Y, por terminar, no desconozco tampoco lo dañoso que puede ser el nacionalismo, pero no ha sido nunca, incluso en sus manifestaciones enfermizas, peor de lo que han sido el internacionalismo o el socialismo, y no conozco críticas al respecto de estos dos sueños. Es más, se suele repetir, a propósito del nacionalismo, que constituye una enfermedad que se cura viajando. Ya ven, ni el internacionalismo ni el socialismo, sin embargo, tienen cura, a pesar de que el siglo XX y el XXI son una enciclopedia del desastre que acarrean.)
Pero existe una segunda razón por la que me opongo al desarraigo, y es mi radical negación de que la emigración como semiobligación sea una fórmula magnífica para resolver los problemas de la economía y del empleo. Yo no creo que tropas de desarraigados recorriendo las tierras del mundo para buscar un jornal y esperarlo en el ágora de un país extraño en vez de en la plaza del pueblo sea una solución para nadie. Es cierto que puede ser una oportunidad para los mejor preparados y una solución in extremis para alguno de los menos preparados, pero como una perspectiva para la mayoría de las poblaciones no representa otra cosa que miseria, soledad e insatisfacción.

Ítems de una fuente de datos:
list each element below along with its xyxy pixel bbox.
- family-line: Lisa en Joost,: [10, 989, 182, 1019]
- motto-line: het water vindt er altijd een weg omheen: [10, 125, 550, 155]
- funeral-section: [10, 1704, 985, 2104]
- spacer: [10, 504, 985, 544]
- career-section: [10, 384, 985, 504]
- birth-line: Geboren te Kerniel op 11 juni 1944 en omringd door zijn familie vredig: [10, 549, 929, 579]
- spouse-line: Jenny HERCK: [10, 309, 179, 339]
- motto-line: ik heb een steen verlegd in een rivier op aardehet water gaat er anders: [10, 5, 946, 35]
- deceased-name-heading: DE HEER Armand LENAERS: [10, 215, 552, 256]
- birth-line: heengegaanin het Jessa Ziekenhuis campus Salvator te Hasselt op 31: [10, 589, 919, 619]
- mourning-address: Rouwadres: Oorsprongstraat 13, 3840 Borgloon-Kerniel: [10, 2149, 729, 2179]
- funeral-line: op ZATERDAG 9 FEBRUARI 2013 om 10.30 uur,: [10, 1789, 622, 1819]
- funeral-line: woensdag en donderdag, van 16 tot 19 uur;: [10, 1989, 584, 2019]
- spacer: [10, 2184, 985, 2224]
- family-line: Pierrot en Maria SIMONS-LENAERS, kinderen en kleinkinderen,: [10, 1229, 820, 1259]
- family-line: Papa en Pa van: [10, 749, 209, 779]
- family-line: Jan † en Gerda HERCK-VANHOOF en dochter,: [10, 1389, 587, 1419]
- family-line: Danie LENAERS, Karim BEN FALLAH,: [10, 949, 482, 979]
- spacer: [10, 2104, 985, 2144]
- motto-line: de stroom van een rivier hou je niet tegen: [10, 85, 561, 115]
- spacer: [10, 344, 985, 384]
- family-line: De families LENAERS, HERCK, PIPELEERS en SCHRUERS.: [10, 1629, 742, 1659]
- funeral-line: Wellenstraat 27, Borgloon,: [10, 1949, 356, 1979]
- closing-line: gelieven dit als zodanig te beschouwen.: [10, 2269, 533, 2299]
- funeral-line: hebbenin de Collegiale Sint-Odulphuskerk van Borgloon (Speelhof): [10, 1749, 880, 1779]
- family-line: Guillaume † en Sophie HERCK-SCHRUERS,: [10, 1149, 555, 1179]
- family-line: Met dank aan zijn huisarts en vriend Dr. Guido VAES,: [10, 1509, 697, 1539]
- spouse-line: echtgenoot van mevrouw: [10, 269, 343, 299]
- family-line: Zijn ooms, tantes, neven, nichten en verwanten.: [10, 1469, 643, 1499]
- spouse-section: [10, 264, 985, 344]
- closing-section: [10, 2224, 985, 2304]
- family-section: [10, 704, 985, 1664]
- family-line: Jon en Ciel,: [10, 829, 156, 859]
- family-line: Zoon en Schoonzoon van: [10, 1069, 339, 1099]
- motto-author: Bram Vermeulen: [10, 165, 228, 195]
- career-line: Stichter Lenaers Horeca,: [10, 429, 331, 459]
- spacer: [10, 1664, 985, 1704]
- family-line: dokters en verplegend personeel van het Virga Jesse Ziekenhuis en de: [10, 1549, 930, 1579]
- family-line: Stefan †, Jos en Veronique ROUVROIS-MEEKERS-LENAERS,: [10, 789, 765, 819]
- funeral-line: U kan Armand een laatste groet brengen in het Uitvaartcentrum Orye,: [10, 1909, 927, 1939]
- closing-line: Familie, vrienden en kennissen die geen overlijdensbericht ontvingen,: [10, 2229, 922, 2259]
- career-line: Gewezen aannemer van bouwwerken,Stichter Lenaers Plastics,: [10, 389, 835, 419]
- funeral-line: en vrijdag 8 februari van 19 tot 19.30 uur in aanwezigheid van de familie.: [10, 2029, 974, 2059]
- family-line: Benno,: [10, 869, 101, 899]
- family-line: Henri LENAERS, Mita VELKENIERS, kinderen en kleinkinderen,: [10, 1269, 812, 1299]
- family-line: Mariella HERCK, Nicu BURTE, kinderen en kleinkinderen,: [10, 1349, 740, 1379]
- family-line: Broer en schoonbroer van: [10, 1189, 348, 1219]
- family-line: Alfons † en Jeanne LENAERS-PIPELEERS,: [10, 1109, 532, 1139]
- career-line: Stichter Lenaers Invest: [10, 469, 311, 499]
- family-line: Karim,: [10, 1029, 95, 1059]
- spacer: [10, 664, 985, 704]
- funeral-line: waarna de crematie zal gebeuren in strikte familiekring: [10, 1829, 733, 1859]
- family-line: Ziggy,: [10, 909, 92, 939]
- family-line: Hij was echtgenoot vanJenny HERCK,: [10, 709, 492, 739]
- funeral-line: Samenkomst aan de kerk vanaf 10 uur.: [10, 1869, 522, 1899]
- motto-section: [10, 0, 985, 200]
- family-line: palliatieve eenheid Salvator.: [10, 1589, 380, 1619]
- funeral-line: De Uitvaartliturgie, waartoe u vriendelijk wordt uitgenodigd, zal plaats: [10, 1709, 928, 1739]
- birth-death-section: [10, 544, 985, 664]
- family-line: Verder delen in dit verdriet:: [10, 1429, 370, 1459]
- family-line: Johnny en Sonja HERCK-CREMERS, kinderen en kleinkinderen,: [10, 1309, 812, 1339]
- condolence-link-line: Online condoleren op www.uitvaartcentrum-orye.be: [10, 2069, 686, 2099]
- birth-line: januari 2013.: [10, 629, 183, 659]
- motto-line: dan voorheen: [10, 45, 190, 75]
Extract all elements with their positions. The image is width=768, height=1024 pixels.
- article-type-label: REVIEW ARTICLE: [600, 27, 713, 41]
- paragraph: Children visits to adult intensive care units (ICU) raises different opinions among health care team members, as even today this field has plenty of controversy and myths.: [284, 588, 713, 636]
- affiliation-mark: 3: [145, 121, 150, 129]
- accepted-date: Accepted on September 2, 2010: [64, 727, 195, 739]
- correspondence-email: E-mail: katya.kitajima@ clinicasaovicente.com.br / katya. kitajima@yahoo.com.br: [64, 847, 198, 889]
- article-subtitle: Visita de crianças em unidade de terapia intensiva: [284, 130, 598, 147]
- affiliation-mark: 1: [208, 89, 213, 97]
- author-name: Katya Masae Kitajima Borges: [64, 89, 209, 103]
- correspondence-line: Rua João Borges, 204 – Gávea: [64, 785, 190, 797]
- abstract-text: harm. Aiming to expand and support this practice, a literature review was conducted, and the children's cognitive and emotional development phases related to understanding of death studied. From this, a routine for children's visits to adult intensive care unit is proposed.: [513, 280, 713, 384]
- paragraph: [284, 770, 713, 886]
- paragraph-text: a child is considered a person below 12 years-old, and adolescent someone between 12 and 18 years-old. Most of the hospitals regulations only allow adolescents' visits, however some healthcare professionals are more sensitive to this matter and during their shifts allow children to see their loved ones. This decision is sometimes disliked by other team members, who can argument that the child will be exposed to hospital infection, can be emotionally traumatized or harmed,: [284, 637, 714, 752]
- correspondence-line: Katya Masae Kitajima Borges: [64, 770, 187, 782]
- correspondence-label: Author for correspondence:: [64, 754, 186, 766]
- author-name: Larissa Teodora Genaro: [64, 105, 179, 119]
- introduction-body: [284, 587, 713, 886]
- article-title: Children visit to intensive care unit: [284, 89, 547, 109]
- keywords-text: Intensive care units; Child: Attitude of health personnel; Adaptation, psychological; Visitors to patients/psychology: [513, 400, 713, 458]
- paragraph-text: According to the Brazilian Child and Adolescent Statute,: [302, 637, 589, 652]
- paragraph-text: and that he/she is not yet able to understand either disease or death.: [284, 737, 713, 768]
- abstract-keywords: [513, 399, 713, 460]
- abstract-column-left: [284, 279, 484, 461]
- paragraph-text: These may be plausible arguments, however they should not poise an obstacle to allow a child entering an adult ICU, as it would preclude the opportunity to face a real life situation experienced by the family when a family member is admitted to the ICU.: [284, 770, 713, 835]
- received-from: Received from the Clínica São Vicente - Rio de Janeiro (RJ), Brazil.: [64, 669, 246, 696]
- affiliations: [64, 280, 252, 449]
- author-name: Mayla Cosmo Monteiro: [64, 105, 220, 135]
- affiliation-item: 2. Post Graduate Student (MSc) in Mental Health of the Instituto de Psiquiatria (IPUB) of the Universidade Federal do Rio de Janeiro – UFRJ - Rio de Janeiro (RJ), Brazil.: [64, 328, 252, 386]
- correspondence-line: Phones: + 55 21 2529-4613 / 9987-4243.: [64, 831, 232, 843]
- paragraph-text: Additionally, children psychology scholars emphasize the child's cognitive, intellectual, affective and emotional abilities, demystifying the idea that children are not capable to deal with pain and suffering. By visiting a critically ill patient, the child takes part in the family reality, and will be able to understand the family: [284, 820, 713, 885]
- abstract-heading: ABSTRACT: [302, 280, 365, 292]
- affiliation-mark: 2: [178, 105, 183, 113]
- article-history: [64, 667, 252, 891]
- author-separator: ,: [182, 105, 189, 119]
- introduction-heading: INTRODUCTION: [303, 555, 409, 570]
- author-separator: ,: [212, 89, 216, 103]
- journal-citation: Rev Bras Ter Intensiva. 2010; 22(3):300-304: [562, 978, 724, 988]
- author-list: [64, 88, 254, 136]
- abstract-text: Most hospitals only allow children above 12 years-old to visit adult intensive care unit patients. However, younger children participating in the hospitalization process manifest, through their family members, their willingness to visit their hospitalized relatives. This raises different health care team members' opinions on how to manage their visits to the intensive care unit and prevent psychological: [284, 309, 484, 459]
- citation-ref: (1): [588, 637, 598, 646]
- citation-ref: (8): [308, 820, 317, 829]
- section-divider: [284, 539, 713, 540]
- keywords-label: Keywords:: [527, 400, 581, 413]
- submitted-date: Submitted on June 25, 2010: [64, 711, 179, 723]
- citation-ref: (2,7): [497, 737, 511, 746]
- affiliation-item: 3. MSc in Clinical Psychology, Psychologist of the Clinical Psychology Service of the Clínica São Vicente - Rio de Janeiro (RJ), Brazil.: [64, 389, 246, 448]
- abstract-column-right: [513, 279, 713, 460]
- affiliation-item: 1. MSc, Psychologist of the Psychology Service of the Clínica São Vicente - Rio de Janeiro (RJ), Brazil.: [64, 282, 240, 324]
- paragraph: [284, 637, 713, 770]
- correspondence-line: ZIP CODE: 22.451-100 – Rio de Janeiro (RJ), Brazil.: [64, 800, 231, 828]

DETALLES DEL EJERCICIO: Retoma el texto sobre el desarraigo y la emigración y continúalo a partir de su última oración.

RESPUESTA:
Pero, por otra parte, la mayoría de la población no quiere «aceptar los desafíos» y «cambiar de trabajo» o de país como un entretenimiento o una aventura. La mayoría de la población desea una cierta seguridad y una cierta estabilidad en sus vidas; no le importa aburrirse o llevar una vida monótona en el empleo a lo largo de los años, ya buscarán ellos su aventura o gozarán de su rutina fuera de sus horas de trabajo si es que lo tienen. Es esa voluntad general de estabilidad, por otra parte, la causa del éxito de las utopías socialistas (y, digámoslo de paso, de muchas dictaduras).
Las palabras de Mario Monti, en el fondo, así como el sustrato de su discurso, tan de moda, que las sostiene, son la visión de un señoritu, de alguien que se puede permitir ser cosmopolita porque unos cuantos como él tienen siempre relaciones y conocimientos capaces de emplearse en la superestructura económica de cualquier parte del mundo, o tienen dinero de sobra, familiar o personal, para poder hacer siempre lo que les venga en gana.
Tan próxima, por cierto, esa visión del señoritu, a lo que pensaba Carlos Marx que sería el hombre libre de la futura sociedad comunista, quien no debería verse obligado a una profesión para toda la vida sino que podría «facer una cosa güei y otra al día siguiente, cazar pela mañana, pescar a la siesta, llindar el ganáu a la tardina, dar la parola dempués de cenar». Justo, Mario Monti, Carlos Marx y una pléyade de nuestros actuales políticos y economistas: la visión del señoritu. Tan lejos de la realidad. A tanta distancia de las aspiraciones y necesidades de la mayoría de la gente común.